Task instructions:
Every line below is to be copied exactly, with the pictures left out.

:: Entries provided

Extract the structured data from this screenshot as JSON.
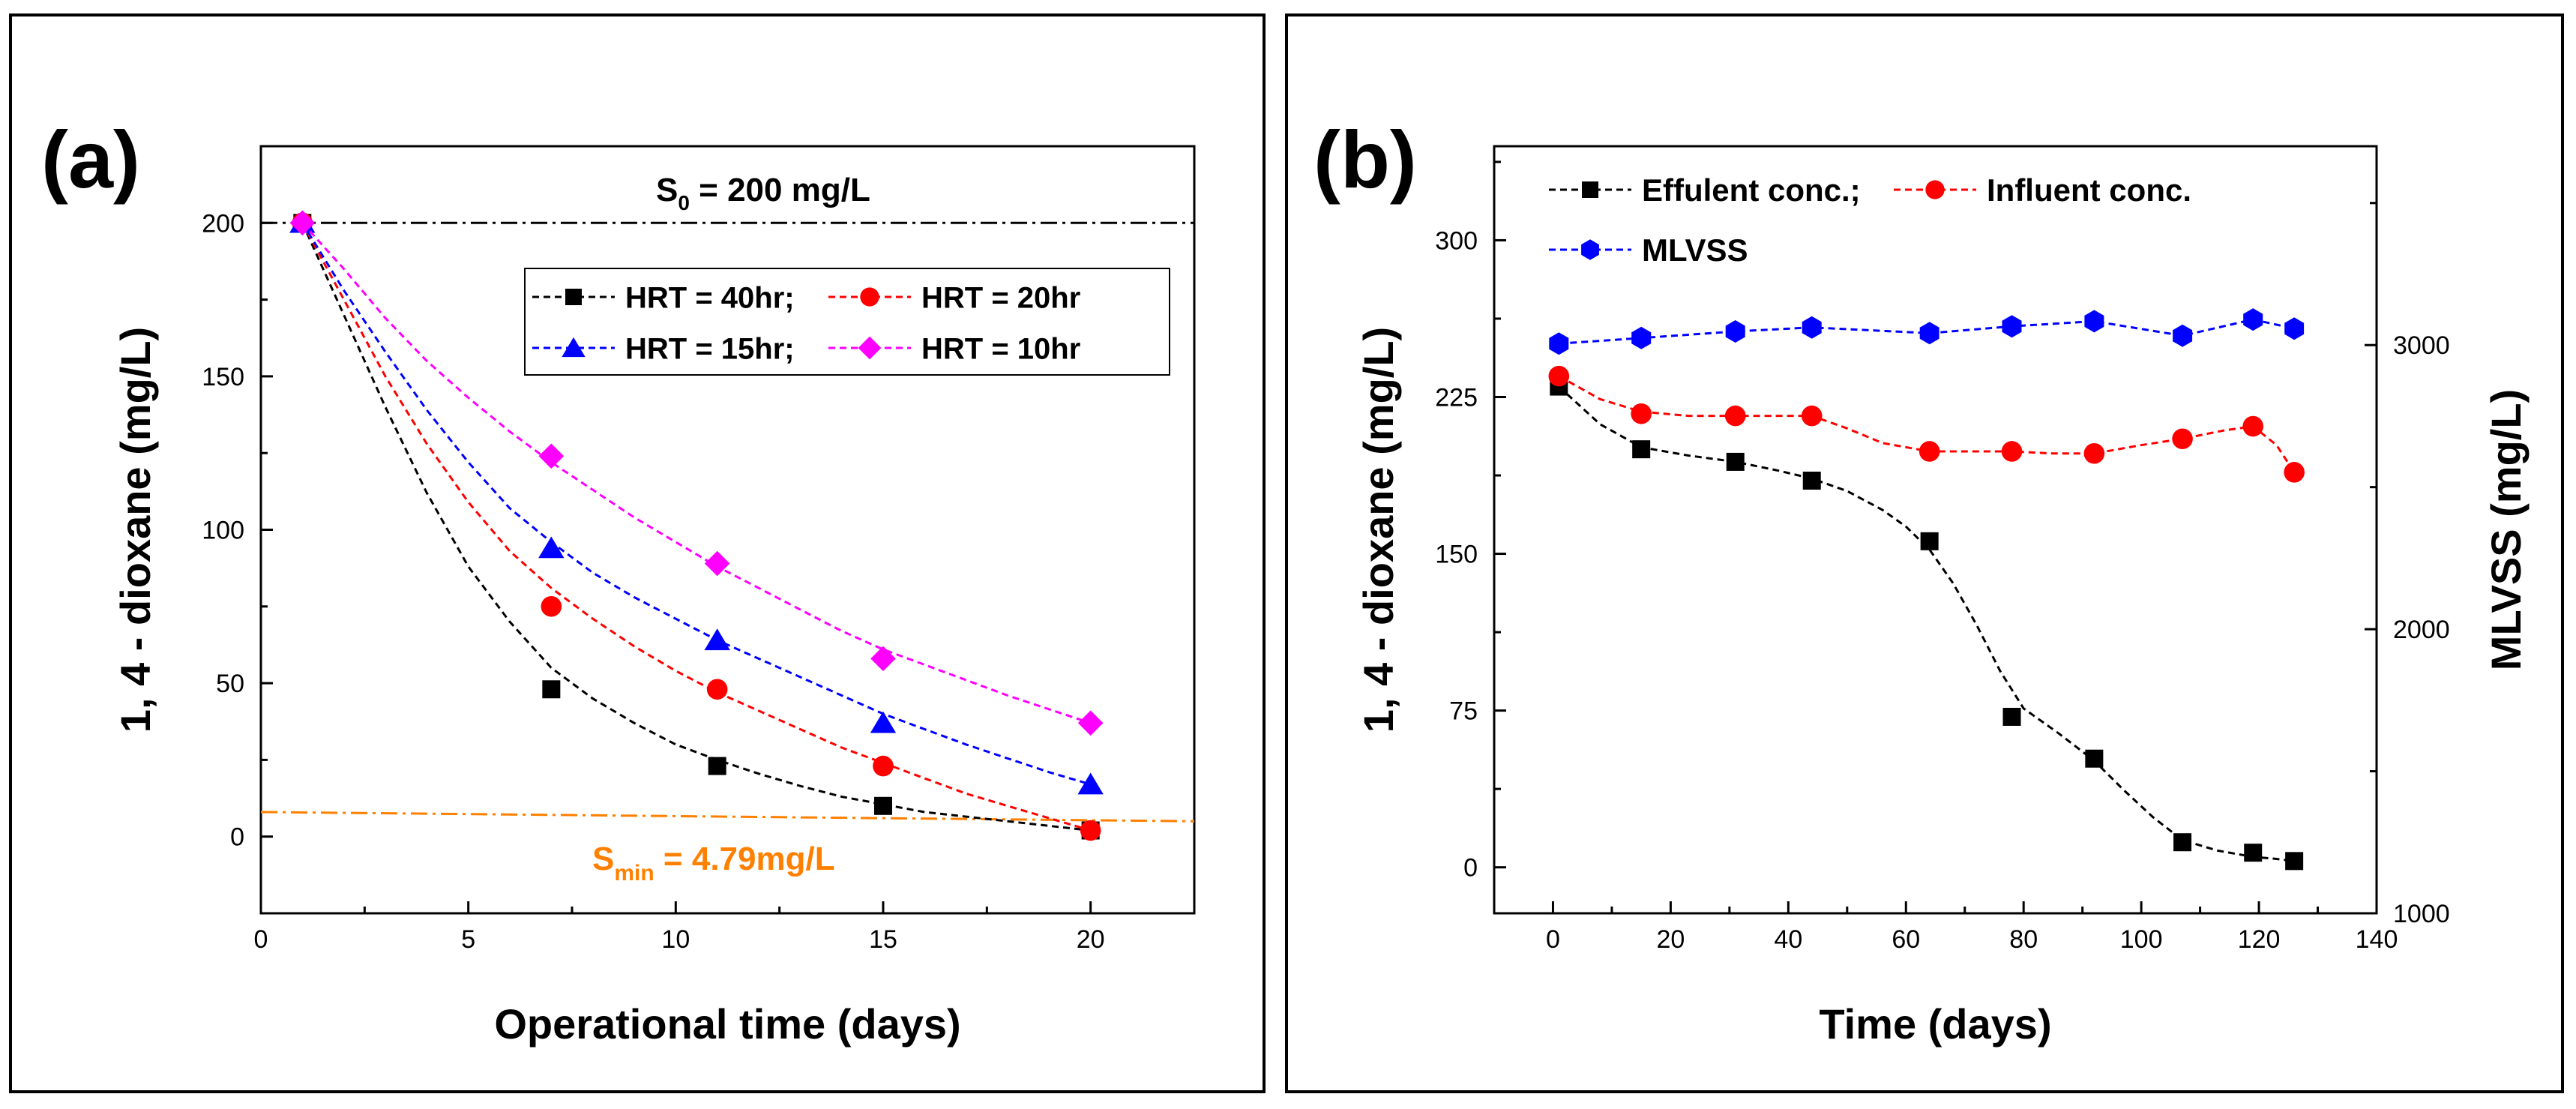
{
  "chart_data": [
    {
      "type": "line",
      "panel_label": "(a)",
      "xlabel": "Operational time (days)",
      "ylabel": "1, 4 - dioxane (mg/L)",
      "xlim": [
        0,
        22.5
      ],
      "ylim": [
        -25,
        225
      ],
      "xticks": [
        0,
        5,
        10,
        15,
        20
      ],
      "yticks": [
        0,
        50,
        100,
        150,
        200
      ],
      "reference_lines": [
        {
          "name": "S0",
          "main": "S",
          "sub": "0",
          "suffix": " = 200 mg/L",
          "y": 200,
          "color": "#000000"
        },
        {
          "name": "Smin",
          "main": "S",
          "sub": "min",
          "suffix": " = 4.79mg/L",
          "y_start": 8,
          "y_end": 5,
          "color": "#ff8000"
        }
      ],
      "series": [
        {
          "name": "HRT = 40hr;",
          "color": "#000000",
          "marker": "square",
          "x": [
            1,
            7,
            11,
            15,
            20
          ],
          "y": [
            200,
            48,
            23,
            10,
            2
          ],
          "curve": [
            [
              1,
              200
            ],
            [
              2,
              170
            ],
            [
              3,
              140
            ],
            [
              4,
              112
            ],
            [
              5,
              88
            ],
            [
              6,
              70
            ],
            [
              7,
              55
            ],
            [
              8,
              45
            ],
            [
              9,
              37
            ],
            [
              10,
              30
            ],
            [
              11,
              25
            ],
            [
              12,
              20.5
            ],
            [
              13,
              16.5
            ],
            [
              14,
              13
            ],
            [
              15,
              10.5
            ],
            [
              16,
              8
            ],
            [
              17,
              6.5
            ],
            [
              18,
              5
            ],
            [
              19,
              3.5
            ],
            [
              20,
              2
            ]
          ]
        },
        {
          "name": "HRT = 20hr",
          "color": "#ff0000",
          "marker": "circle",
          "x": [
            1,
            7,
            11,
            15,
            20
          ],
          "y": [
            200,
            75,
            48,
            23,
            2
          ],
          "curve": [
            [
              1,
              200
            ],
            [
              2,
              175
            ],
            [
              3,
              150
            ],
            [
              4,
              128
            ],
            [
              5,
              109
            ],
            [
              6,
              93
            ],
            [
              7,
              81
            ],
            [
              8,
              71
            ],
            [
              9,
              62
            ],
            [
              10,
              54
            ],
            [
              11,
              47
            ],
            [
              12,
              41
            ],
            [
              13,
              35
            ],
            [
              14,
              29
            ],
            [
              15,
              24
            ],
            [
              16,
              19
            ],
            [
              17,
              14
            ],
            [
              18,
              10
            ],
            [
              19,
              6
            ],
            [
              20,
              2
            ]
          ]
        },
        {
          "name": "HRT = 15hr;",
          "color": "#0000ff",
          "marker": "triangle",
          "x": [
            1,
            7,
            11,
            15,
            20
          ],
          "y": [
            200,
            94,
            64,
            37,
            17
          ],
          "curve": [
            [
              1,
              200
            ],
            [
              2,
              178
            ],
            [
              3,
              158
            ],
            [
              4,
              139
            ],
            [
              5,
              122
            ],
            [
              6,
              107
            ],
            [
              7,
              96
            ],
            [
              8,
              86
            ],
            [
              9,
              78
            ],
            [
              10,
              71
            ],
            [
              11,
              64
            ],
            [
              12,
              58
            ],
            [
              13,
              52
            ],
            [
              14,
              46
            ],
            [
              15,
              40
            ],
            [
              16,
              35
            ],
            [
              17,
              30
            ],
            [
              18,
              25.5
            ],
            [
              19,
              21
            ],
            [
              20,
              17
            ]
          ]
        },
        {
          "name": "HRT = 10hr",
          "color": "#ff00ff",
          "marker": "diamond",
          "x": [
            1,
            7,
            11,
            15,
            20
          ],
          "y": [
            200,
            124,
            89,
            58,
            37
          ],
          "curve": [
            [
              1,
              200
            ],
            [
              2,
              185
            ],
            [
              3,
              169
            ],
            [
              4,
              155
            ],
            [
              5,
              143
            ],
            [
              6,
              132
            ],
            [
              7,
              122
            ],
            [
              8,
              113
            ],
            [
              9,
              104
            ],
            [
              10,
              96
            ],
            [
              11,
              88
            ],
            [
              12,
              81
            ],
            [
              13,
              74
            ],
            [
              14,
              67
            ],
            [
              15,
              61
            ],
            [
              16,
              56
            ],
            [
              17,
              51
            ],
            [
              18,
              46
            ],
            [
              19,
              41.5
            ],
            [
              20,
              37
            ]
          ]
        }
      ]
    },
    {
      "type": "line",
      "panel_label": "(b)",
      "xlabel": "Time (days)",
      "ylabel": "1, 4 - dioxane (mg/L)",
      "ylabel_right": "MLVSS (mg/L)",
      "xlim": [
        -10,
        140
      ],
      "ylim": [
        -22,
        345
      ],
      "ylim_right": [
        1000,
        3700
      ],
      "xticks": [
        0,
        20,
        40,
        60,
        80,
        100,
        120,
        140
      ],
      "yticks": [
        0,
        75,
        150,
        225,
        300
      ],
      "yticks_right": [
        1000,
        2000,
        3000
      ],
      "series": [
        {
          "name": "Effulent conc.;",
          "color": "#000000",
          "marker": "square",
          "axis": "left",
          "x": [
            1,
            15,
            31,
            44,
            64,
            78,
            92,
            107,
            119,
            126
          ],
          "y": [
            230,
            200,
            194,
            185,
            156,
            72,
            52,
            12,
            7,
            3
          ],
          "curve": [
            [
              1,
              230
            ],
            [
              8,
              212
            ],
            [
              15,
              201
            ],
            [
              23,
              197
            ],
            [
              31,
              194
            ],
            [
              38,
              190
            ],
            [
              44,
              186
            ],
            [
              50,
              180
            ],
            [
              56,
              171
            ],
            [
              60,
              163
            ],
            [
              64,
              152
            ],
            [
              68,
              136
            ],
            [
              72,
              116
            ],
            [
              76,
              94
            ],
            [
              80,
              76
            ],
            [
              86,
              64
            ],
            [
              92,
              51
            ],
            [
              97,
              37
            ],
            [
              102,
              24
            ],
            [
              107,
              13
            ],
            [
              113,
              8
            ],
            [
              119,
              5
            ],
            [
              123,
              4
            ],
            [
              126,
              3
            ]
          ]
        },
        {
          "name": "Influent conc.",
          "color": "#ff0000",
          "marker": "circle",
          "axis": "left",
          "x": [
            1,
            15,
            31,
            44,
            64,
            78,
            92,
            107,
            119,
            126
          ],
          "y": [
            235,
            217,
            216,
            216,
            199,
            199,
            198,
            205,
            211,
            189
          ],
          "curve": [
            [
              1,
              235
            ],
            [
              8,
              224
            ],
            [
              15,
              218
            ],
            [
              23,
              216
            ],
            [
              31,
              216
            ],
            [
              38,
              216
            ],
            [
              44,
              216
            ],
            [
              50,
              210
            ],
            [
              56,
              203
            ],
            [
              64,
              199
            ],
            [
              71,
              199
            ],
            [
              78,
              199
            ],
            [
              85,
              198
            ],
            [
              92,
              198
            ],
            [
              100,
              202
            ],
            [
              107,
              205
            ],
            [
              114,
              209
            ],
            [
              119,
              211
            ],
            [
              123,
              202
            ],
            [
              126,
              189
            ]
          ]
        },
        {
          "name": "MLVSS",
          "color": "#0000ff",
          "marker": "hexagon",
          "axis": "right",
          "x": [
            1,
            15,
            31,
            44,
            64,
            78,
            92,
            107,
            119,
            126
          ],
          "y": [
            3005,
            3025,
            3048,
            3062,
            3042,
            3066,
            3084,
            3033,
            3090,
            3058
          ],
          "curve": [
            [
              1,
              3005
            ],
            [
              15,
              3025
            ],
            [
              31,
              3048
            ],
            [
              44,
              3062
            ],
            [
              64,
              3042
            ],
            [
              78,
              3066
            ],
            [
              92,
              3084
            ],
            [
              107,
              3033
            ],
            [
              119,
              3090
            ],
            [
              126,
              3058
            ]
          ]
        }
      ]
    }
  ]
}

::::

Correct response:
Extract the structured data from this screenshot as JSON.
{
  "chart_data": [
    {
      "type": "line",
      "panel_label": "(a)",
      "xlabel": "Operational time (days)",
      "ylabel": "1, 4 - dioxane (mg/L)",
      "xlim": [
        0,
        22.5
      ],
      "ylim": [
        -25,
        225
      ],
      "xticks": [
        0,
        5,
        10,
        15,
        20
      ],
      "yticks": [
        0,
        50,
        100,
        150,
        200
      ],
      "reference_lines": [
        {
          "name": "S0",
          "main": "S",
          "sub": "0",
          "suffix": " = 200 mg/L",
          "y": 200,
          "color": "#000000"
        },
        {
          "name": "Smin",
          "main": "S",
          "sub": "min",
          "suffix": " = 4.79mg/L",
          "y_start": 8,
          "y_end": 5,
          "color": "#ff8000"
        }
      ],
      "series": [
        {
          "name": "HRT = 40hr;",
          "color": "#000000",
          "marker": "square",
          "x": [
            1,
            7,
            11,
            15,
            20
          ],
          "y": [
            200,
            48,
            23,
            10,
            2
          ],
          "curve": [
            [
              1,
              200
            ],
            [
              2,
              170
            ],
            [
              3,
              140
            ],
            [
              4,
              112
            ],
            [
              5,
              88
            ],
            [
              6,
              70
            ],
            [
              7,
              55
            ],
            [
              8,
              45
            ],
            [
              9,
              37
            ],
            [
              10,
              30
            ],
            [
              11,
              25
            ],
            [
              12,
              20.5
            ],
            [
              13,
              16.5
            ],
            [
              14,
              13
            ],
            [
              15,
              10.5
            ],
            [
              16,
              8
            ],
            [
              17,
              6.5
            ],
            [
              18,
              5
            ],
            [
              19,
              3.5
            ],
            [
              20,
              2
            ]
          ]
        },
        {
          "name": "HRT = 20hr",
          "color": "#ff0000",
          "marker": "circle",
          "x": [
            1,
            7,
            11,
            15,
            20
          ],
          "y": [
            200,
            75,
            48,
            23,
            2
          ],
          "curve": [
            [
              1,
              200
            ],
            [
              2,
              175
            ],
            [
              3,
              150
            ],
            [
              4,
              128
            ],
            [
              5,
              109
            ],
            [
              6,
              93
            ],
            [
              7,
              81
            ],
            [
              8,
              71
            ],
            [
              9,
              62
            ],
            [
              10,
              54
            ],
            [
              11,
              47
            ],
            [
              12,
              41
            ],
            [
              13,
              35
            ],
            [
              14,
              29
            ],
            [
              15,
              24
            ],
            [
              16,
              19
            ],
            [
              17,
              14
            ],
            [
              18,
              10
            ],
            [
              19,
              6
            ],
            [
              20,
              2
            ]
          ]
        },
        {
          "name": "HRT = 15hr;",
          "color": "#0000ff",
          "marker": "triangle",
          "x": [
            1,
            7,
            11,
            15,
            20
          ],
          "y": [
            200,
            94,
            64,
            37,
            17
          ],
          "curve": [
            [
              1,
              200
            ],
            [
              2,
              178
            ],
            [
              3,
              158
            ],
            [
              4,
              139
            ],
            [
              5,
              122
            ],
            [
              6,
              107
            ],
            [
              7,
              96
            ],
            [
              8,
              86
            ],
            [
              9,
              78
            ],
            [
              10,
              71
            ],
            [
              11,
              64
            ],
            [
              12,
              58
            ],
            [
              13,
              52
            ],
            [
              14,
              46
            ],
            [
              15,
              40
            ],
            [
              16,
              35
            ],
            [
              17,
              30
            ],
            [
              18,
              25.5
            ],
            [
              19,
              21
            ],
            [
              20,
              17
            ]
          ]
        },
        {
          "name": "HRT = 10hr",
          "color": "#ff00ff",
          "marker": "diamond",
          "x": [
            1,
            7,
            11,
            15,
            20
          ],
          "y": [
            200,
            124,
            89,
            58,
            37
          ],
          "curve": [
            [
              1,
              200
            ],
            [
              2,
              185
            ],
            [
              3,
              169
            ],
            [
              4,
              155
            ],
            [
              5,
              143
            ],
            [
              6,
              132
            ],
            [
              7,
              122
            ],
            [
              8,
              113
            ],
            [
              9,
              104
            ],
            [
              10,
              96
            ],
            [
              11,
              88
            ],
            [
              12,
              81
            ],
            [
              13,
              74
            ],
            [
              14,
              67
            ],
            [
              15,
              61
            ],
            [
              16,
              56
            ],
            [
              17,
              51
            ],
            [
              18,
              46
            ],
            [
              19,
              41.5
            ],
            [
              20,
              37
            ]
          ]
        }
      ]
    },
    {
      "type": "line",
      "panel_label": "(b)",
      "xlabel": "Time (days)",
      "ylabel": "1, 4 - dioxane (mg/L)",
      "ylabel_right": "MLVSS (mg/L)",
      "xlim": [
        -10,
        140
      ],
      "ylim": [
        -22,
        345
      ],
      "ylim_right": [
        1000,
        3700
      ],
      "xticks": [
        0,
        20,
        40,
        60,
        80,
        100,
        120,
        140
      ],
      "yticks": [
        0,
        75,
        150,
        225,
        300
      ],
      "yticks_right": [
        1000,
        2000,
        3000
      ],
      "series": [
        {
          "name": "Effulent conc.;",
          "color": "#000000",
          "marker": "square",
          "axis": "left",
          "x": [
            1,
            15,
            31,
            44,
            64,
            78,
            92,
            107,
            119,
            126
          ],
          "y": [
            230,
            200,
            194,
            185,
            156,
            72,
            52,
            12,
            7,
            3
          ],
          "curve": [
            [
              1,
              230
            ],
            [
              8,
              212
            ],
            [
              15,
              201
            ],
            [
              23,
              197
            ],
            [
              31,
              194
            ],
            [
              38,
              190
            ],
            [
              44,
              186
            ],
            [
              50,
              180
            ],
            [
              56,
              171
            ],
            [
              60,
              163
            ],
            [
              64,
              152
            ],
            [
              68,
              136
            ],
            [
              72,
              116
            ],
            [
              76,
              94
            ],
            [
              80,
              76
            ],
            [
              86,
              64
            ],
            [
              92,
              51
            ],
            [
              97,
              37
            ],
            [
              102,
              24
            ],
            [
              107,
              13
            ],
            [
              113,
              8
            ],
            [
              119,
              5
            ],
            [
              123,
              4
            ],
            [
              126,
              3
            ]
          ]
        },
        {
          "name": "Influent conc.",
          "color": "#ff0000",
          "marker": "circle",
          "axis": "left",
          "x": [
            1,
            15,
            31,
            44,
            64,
            78,
            92,
            107,
            119,
            126
          ],
          "y": [
            235,
            217,
            216,
            216,
            199,
            199,
            198,
            205,
            211,
            189
          ],
          "curve": [
            [
              1,
              235
            ],
            [
              8,
              224
            ],
            [
              15,
              218
            ],
            [
              23,
              216
            ],
            [
              31,
              216
            ],
            [
              38,
              216
            ],
            [
              44,
              216
            ],
            [
              50,
              210
            ],
            [
              56,
              203
            ],
            [
              64,
              199
            ],
            [
              71,
              199
            ],
            [
              78,
              199
            ],
            [
              85,
              198
            ],
            [
              92,
              198
            ],
            [
              100,
              202
            ],
            [
              107,
              205
            ],
            [
              114,
              209
            ],
            [
              119,
              211
            ],
            [
              123,
              202
            ],
            [
              126,
              189
            ]
          ]
        },
        {
          "name": "MLVSS",
          "color": "#0000ff",
          "marker": "hexagon",
          "axis": "right",
          "x": [
            1,
            15,
            31,
            44,
            64,
            78,
            92,
            107,
            119,
            126
          ],
          "y": [
            3005,
            3025,
            3048,
            3062,
            3042,
            3066,
            3084,
            3033,
            3090,
            3058
          ],
          "curve": [
            [
              1,
              3005
            ],
            [
              15,
              3025
            ],
            [
              31,
              3048
            ],
            [
              44,
              3062
            ],
            [
              64,
              3042
            ],
            [
              78,
              3066
            ],
            [
              92,
              3084
            ],
            [
              107,
              3033
            ],
            [
              119,
              3090
            ],
            [
              126,
              3058
            ]
          ]
        }
      ]
    }
  ]
}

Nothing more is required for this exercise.